▶ **Aim of the exercise**: Every entry that follows should be reproduced exactly.

[Stored rows start]

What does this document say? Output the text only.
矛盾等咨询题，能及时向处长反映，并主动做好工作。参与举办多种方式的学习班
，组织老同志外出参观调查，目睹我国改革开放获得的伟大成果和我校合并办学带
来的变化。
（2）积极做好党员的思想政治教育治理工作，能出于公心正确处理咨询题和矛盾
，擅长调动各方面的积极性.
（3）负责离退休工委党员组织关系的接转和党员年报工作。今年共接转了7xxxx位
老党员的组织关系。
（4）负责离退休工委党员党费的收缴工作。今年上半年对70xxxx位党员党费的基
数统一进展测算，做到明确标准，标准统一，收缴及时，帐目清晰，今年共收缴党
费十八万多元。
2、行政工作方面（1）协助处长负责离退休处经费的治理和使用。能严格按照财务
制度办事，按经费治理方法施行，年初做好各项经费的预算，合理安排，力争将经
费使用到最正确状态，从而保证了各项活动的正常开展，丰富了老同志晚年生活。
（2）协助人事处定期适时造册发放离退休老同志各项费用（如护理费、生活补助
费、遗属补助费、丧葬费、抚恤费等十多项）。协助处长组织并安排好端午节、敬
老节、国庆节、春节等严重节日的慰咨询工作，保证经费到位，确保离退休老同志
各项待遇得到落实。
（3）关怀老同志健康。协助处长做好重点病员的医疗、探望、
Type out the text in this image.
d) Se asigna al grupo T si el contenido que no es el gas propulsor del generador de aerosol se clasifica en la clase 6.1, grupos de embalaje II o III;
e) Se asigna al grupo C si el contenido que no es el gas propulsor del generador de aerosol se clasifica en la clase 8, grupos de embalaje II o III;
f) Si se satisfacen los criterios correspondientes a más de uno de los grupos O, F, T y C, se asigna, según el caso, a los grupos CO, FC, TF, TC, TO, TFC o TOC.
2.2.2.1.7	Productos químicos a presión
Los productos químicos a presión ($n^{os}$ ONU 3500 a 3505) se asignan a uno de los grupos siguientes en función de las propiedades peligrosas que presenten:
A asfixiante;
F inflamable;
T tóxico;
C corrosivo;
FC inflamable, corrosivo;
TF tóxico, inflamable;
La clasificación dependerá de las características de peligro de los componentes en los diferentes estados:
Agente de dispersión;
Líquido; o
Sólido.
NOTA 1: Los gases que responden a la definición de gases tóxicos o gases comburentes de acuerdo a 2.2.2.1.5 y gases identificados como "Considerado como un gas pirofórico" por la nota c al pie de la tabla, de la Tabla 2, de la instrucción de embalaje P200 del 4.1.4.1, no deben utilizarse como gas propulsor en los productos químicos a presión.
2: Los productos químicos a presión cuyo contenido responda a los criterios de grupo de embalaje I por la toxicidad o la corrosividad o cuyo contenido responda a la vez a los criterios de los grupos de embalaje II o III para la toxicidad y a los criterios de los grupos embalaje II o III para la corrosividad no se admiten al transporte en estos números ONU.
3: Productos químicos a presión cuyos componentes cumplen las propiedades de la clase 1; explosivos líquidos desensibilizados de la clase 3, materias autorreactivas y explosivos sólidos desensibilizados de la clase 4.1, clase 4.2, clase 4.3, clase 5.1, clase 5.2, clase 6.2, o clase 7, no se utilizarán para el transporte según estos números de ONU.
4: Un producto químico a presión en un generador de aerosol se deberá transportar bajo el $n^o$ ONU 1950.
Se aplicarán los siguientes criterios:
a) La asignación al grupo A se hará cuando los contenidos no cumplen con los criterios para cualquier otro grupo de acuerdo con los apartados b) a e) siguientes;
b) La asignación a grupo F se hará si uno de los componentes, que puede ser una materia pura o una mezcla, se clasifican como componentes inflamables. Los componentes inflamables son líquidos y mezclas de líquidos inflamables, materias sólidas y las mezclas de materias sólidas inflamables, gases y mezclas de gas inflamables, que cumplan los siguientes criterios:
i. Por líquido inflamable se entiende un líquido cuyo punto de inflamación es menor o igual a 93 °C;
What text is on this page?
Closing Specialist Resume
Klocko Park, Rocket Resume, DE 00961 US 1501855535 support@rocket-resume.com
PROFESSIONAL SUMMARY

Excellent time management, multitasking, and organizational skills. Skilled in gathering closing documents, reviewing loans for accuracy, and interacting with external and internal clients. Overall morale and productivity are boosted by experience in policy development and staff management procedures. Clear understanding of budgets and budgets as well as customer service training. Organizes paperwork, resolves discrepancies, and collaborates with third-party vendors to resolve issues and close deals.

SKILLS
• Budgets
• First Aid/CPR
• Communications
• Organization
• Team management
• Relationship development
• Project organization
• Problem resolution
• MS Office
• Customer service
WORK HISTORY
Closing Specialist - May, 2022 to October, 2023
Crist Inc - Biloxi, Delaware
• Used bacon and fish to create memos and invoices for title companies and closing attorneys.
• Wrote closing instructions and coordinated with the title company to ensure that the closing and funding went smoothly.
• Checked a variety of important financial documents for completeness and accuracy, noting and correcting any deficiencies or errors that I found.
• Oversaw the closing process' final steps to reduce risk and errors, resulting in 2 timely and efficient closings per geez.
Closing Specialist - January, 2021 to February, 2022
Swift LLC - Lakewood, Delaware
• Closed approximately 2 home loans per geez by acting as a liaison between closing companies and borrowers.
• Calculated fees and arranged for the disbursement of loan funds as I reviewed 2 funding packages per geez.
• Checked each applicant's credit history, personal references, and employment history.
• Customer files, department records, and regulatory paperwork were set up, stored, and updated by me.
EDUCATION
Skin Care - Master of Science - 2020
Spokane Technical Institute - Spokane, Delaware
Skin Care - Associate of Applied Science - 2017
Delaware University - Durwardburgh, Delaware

[Stored rows end]

▶ **Answer to the problem**:
What does this document say? Output the text only.
矛盾等咨询题，能及时向处长反映，并主动做好工作。参与举办多种方式的学习班
，组织老同志外出参观调查，目睹我国改革开放获得的伟大成果和我校合并办学带
来的变化。
（2）积极做好党员的思想政治教育治理工作，能出于公心正确处理咨询题和矛盾
，擅长调动各方面的积极性.
（3）负责离退休工委党员组织关系的接转和党员年报工作。今年共接转了7xxxx位
老党员的组织关系。
（4）负责离退休工委党员党费的收缴工作。今年上半年对70xxxx位党员党费的基
数统一进展测算，做到明确标准，标准统一，收缴及时，帐目清晰，今年共收缴党
费十八万多元。
2、行政工作方面（1）协助处长负责离退休处经费的治理和使用。能严格按照财务
制度办事，按经费治理方法施行，年初做好各项经费的预算，合理安排，力争将经
费使用到最正确状态，从而保证了各项活动的正常开展，丰富了老同志晚年生活。
（2）协助人事处定期适时造册发放离退休老同志各项费用（如护理费、生活补助
费、遗属补助费、丧葬费、抚恤费等十多项）。协助处长组织并安排好端午节、敬
老节、国庆节、春节等严重节日的慰咨询工作，保证经费到位，确保离退休老同志
各项待遇得到落实。
（3）关怀老同志健康。协助处长做好重点病员的医疗、探望、
Type out the text in this image.
d) Se asigna al grupo T si el contenido que no es el gas propulsor del generador de aerosol se clasifica en la clase 6.1, grupos de embalaje II o III;
e) Se asigna al grupo C si el contenido que no es el gas propulsor del generador de aerosol se clasifica en la clase 8, grupos de embalaje II o III;
f) Si se satisfacen los criterios correspondientes a más de uno de los grupos O, F, T y C, se asigna, según el caso, a los grupos CO, FC, TF, TC, TO, TFC o TOC.
2.2.2.1.7	Productos químicos a presión
Los productos químicos a presión ($n^{os}$ ONU 3500 a 3505) se asignan a uno de los grupos siguientes en función de las propiedades peligrosas que presenten:
A asfixiante;
F inflamable;
T tóxico;
C corrosivo;
FC inflamable, corrosivo;
TF tóxico, inflamable;
La clasificación dependerá de las características de peligro de los componentes en los diferentes estados:
Agente de dispersión;
Líquido; o
Sólido.
NOTA 1: Los gases que responden a la definición de gases tóxicos o gases comburentes de acuerdo a 2.2.2.1.5 y gases identificados como "Considerado como un gas pirofórico" por la nota c al pie de la tabla, de la Tabla 2, de la instrucción de embalaje P200 del 4.1.4.1, no deben utilizarse como gas propulsor en los productos químicos a presión.
2: Los productos químicos a presión cuyo contenido responda a los criterios de grupo de embalaje I por la toxicidad o la corrosividad o cuyo contenido responda a la vez a los criterios de los grupos de embalaje II o III para la toxicidad y a los criterios de los grupos embalaje II o III para la corrosividad no se admiten al transporte en estos números ONU.
3: Productos químicos a presión cuyos componentes cumplen las propiedades de la clase 1; explosivos líquidos desensibilizados de la clase 3, materias autorreactivas y explosivos sólidos desensibilizados de la clase 4.1, clase 4.2, clase 4.3, clase 5.1, clase 5.2, clase 6.2, o clase 7, no se utilizarán para el transporte según estos números de ONU.
4: Un producto químico a presión en un generador de aerosol se deberá transportar bajo el $n^o$ ONU 1950.
Se aplicarán los siguientes criterios:
a) La asignación al grupo A se hará cuando los contenidos no cumplen con los criterios para cualquier otro grupo de acuerdo con los apartados b) a e) siguientes;
b) La asignación a grupo F se hará si uno de los componentes, que puede ser una materia pura o una mezcla, se clasifican como componentes inflamables. Los componentes inflamables son líquidos y mezclas de líquidos inflamables, materias sólidas y las mezclas de materias sólidas inflamables, gases y mezclas de gas inflamables, que cumplan los siguientes criterios:
i. Por líquido inflamable se entiende un líquido cuyo punto de inflamación es menor o igual a 93 °C;
What text is on this page?
Closing Specialist Resume
Klocko Park, Rocket Resume, DE 00961 US 1501855535 support@rocket-resume.com
PROFESSIONAL SUMMARY

Excellent time management, multitasking, and organizational skills. Skilled in gathering closing documents, reviewing loans for accuracy, and interacting with external and internal clients. Overall morale and productivity are boosted by experience in policy development and staff management procedures. Clear understanding of budgets and budgets as well as customer service training. Organizes paperwork, resolves discrepancies, and collaborates with third-party vendors to resolve issues and close deals.

SKILLS
• Budgets
• First Aid/CPR
• Communications
• Organization
• Team management
• Relationship development
• Project organization
• Problem resolution
• MS Office
• Customer service
WORK HISTORY
Closing Specialist - May, 2022 to October, 2023
Crist Inc - Biloxi, Delaware
• Used bacon and fish to create memos and invoices for title companies and closing attorneys.
• Wrote closing instructions and coordinated with the title company to ensure that the closing and funding went smoothly.
• Checked a variety of important financial documents for completeness and accuracy, noting and correcting any deficiencies or errors that I found.
• Oversaw the closing process' final steps to reduce risk and errors, resulting in 2 timely and efficient closings per geez.
Closing Specialist - January, 2021 to February, 2022
Swift LLC - Lakewood, Delaware
• Closed approximately 2 home loans per geez by acting as a liaison between closing companies and borrowers.
• Calculated fees and arranged for the disbursement of loan funds as I reviewed 2 funding packages per geez.
• Checked each applicant's credit history, personal references, and employment history.
• Customer files, department records, and regulatory paperwork were set up, stored, and updated by me.
EDUCATION
Skin Care - Master of Science - 2020
Spokane Technical Institute - Spokane, Delaware
Skin Care - Associate of Applied Science - 2017
Delaware University - Durwardburgh, Delaware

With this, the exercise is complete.